Start of Excerpted data

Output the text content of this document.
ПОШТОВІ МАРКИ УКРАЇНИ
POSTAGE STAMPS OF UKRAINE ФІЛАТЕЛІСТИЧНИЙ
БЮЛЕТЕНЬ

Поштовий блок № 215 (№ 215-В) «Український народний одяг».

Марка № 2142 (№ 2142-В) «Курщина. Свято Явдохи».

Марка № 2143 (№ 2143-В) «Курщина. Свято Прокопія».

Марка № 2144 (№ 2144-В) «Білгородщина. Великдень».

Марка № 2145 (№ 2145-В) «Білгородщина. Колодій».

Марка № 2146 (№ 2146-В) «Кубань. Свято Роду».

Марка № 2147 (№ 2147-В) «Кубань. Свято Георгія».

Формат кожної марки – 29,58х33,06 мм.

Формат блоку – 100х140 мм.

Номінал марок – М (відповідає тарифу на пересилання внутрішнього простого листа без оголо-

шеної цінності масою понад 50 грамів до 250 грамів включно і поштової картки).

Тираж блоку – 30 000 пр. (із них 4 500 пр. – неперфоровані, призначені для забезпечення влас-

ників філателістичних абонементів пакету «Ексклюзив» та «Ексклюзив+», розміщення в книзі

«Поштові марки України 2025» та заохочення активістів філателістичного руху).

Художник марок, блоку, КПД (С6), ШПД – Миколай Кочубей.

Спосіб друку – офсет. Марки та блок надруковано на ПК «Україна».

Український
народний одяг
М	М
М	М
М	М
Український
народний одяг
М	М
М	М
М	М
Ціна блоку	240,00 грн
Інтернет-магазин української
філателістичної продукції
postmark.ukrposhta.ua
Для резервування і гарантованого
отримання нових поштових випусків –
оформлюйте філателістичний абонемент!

End of Excerpted data

Write out the complete set of records exactly as given.

§ The solution:
Output the text content of this document.
ПОШТОВІ МАРКИ УКРАЇНИ
POSTAGE STAMPS OF UKRAINE ФІЛАТЕЛІСТИЧНИЙ
БЮЛЕТЕНЬ

Поштовий блок № 215 (№ 215-В) «Український народний одяг».

Марка № 2142 (№ 2142-В) «Курщина. Свято Явдохи».

Марка № 2143 (№ 2143-В) «Курщина. Свято Прокопія».

Марка № 2144 (№ 2144-В) «Білгородщина. Великдень».

Марка № 2145 (№ 2145-В) «Білгородщина. Колодій».

Марка № 2146 (№ 2146-В) «Кубань. Свято Роду».

Марка № 2147 (№ 2147-В) «Кубань. Свято Георгія».

Формат кожної марки – 29,58х33,06 мм.

Формат блоку – 100х140 мм.

Номінал марок – М (відповідає тарифу на пересилання внутрішнього простого листа без оголо-

шеної цінності масою понад 50 грамів до 250 грамів включно і поштової картки).

Тираж блоку – 30 000 пр. (із них 4 500 пр. – неперфоровані, призначені для забезпечення влас-

ників філателістичних абонементів пакету «Ексклюзив» та «Ексклюзив+», розміщення в книзі

«Поштові марки України 2025» та заохочення активістів філателістичного руху).

Художник марок, блоку, КПД (С6), ШПД – Миколай Кочубей.

Спосіб друку – офсет. Марки та блок надруковано на ПК «Україна».

Український
народний одяг
М	М
М	М
М	М
Український
народний одяг
М	М
М	М
М	М
Ціна блоку	240,00 грн
Інтернет-магазин української
філателістичної продукції
postmark.ukrposhta.ua
Для резервування і гарантованого
отримання нових поштових випусків –
оформлюйте філателістичний абонемент!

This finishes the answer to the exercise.